Supplied material:
- - - - - - -
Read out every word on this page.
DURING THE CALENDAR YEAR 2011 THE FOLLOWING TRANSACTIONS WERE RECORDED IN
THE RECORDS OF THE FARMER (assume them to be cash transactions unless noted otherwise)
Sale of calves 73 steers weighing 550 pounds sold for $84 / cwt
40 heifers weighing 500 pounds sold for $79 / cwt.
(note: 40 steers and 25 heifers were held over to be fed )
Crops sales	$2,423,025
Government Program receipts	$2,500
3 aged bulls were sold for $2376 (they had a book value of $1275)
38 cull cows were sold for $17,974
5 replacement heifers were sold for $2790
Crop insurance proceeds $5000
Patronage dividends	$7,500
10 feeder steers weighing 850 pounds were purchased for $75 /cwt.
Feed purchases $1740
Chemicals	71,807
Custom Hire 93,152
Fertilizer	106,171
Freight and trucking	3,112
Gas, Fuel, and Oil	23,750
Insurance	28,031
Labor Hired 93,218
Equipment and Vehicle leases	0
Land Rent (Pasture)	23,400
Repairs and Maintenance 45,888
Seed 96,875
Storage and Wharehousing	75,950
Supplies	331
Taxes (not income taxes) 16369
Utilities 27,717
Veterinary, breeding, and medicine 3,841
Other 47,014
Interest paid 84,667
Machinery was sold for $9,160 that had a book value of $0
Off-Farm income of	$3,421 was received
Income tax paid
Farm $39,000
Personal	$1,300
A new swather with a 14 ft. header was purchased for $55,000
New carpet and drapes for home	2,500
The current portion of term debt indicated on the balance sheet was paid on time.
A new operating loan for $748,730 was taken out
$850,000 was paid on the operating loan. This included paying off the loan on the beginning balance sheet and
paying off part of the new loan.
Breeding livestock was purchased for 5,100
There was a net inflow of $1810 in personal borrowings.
- - - - - - -
Goal:
What count of lines in the listing contain the word "paying"? Reply with the number only.

Response to this task:
2